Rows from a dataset
-- START --
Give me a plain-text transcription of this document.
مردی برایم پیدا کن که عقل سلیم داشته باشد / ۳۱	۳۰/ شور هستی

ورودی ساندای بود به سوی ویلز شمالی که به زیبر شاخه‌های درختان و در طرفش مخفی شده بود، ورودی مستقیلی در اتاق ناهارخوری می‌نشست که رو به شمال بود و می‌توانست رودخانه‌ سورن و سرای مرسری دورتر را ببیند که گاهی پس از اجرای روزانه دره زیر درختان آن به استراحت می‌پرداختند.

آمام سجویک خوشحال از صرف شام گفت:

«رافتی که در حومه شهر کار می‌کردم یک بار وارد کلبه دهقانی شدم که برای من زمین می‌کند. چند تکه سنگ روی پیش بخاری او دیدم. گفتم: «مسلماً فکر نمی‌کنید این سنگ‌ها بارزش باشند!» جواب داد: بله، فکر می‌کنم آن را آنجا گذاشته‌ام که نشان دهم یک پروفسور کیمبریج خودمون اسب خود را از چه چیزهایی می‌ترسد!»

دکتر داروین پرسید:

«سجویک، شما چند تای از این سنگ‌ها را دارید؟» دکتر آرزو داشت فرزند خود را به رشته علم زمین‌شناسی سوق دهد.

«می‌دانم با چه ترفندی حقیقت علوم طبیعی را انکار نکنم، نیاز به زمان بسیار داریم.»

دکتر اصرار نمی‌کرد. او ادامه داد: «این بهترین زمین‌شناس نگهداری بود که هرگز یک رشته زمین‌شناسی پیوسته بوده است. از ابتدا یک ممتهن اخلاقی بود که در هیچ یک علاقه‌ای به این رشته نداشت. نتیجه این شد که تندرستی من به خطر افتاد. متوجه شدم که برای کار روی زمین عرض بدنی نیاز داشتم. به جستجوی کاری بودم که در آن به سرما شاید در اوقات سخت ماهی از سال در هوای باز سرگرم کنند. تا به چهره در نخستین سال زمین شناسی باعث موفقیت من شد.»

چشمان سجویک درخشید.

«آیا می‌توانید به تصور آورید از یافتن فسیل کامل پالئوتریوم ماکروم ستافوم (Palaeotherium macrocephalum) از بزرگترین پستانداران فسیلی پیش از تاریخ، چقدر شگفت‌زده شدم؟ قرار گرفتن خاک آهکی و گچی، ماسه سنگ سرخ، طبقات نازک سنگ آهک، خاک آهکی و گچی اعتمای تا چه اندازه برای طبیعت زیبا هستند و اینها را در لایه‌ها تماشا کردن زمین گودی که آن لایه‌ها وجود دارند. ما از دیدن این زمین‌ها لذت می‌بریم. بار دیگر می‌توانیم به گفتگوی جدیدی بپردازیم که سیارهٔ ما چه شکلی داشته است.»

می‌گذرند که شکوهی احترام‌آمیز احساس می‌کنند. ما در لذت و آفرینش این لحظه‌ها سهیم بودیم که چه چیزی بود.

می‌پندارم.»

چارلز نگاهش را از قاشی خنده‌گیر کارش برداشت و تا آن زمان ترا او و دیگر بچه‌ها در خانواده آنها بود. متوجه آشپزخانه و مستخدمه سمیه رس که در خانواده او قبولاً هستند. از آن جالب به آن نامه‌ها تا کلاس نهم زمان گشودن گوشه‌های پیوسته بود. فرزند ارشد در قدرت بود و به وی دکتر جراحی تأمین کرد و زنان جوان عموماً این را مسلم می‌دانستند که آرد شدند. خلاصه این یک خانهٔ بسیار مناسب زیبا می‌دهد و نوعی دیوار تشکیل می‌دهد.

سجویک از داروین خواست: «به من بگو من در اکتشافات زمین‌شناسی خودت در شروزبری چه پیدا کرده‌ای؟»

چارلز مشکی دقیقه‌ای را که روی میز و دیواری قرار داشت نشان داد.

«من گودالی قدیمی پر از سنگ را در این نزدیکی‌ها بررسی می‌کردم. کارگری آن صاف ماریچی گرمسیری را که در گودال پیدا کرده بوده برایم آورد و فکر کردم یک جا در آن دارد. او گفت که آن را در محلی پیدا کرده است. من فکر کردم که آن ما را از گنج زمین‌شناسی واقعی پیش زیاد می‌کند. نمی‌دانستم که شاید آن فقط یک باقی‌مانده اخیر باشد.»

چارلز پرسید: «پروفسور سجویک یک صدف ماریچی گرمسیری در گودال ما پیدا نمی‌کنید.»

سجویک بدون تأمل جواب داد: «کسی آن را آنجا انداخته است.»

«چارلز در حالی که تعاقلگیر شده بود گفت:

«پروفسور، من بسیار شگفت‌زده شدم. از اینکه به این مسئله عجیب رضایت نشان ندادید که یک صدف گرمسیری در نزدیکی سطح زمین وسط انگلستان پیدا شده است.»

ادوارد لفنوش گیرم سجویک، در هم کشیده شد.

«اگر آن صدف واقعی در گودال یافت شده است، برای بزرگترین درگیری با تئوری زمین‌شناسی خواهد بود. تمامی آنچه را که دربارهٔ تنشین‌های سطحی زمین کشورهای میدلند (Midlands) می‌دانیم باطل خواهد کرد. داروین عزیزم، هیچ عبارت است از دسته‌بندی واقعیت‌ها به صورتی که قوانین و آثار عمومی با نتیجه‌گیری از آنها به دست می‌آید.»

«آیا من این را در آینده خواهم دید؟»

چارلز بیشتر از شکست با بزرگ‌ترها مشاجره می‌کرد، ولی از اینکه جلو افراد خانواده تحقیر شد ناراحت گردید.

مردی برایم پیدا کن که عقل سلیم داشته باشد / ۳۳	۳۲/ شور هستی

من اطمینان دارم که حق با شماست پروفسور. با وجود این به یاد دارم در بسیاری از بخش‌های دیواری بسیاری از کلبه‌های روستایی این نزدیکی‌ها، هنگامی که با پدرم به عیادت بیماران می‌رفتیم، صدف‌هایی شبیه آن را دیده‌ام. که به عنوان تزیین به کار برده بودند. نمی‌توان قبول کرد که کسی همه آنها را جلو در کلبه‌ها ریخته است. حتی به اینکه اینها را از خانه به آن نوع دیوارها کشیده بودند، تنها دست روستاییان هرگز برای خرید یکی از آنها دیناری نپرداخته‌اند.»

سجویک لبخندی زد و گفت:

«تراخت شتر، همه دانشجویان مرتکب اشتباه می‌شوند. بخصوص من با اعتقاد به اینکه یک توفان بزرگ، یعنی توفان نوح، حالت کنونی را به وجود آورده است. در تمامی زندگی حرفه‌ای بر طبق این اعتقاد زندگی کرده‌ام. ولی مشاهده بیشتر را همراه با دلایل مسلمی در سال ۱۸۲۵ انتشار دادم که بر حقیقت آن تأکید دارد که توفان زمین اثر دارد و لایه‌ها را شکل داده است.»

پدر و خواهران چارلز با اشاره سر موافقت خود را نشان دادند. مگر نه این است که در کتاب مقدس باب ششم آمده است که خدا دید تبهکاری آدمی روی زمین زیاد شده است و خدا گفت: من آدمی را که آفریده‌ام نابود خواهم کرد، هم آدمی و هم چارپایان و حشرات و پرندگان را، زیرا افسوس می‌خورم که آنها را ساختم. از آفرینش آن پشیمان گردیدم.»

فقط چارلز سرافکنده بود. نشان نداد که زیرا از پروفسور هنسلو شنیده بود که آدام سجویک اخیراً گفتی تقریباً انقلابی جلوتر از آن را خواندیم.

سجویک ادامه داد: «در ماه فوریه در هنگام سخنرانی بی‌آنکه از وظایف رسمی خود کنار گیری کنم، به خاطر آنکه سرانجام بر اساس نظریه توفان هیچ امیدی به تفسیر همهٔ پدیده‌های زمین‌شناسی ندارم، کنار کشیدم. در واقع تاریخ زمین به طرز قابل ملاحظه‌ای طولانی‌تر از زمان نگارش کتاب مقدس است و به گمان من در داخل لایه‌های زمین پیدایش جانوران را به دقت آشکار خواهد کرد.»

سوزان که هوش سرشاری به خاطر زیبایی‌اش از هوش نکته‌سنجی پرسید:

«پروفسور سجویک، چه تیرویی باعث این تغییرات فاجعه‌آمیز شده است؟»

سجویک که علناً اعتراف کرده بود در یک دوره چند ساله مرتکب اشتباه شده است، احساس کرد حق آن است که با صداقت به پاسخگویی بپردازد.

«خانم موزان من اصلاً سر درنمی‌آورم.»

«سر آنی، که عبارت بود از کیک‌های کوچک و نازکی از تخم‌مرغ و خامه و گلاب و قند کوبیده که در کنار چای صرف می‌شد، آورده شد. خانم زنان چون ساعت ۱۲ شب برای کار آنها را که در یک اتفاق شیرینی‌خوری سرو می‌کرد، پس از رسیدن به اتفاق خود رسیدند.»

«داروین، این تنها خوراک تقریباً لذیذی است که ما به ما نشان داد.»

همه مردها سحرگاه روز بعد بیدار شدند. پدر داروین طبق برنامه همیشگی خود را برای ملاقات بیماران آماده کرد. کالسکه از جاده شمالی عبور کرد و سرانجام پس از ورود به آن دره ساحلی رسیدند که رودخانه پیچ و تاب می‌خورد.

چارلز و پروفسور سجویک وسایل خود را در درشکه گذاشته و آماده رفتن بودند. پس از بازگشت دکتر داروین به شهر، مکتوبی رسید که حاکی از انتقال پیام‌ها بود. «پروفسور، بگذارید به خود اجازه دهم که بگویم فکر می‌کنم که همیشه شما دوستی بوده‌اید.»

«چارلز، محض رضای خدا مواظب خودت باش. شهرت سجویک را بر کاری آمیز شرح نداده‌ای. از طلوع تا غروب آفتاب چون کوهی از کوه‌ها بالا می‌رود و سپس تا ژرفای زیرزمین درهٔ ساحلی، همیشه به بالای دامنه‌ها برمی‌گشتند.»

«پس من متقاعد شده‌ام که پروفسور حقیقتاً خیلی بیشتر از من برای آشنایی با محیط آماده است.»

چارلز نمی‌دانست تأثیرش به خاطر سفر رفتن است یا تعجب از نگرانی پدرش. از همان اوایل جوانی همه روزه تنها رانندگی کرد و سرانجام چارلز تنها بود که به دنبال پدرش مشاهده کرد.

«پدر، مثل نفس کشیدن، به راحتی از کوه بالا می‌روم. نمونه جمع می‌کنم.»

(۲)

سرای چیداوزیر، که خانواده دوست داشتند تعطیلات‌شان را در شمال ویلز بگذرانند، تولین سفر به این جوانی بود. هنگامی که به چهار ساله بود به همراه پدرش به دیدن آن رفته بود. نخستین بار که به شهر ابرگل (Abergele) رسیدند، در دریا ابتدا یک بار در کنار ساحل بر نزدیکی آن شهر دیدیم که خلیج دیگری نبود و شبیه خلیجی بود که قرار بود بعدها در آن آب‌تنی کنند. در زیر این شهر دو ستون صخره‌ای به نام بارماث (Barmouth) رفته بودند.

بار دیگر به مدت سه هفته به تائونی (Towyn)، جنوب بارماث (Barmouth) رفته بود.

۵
-- END --
GIVEN EXERCISE
What number of lines in the records contain the word "مشاهده"? Answer with that number alone.

FINISHED ANSWER
2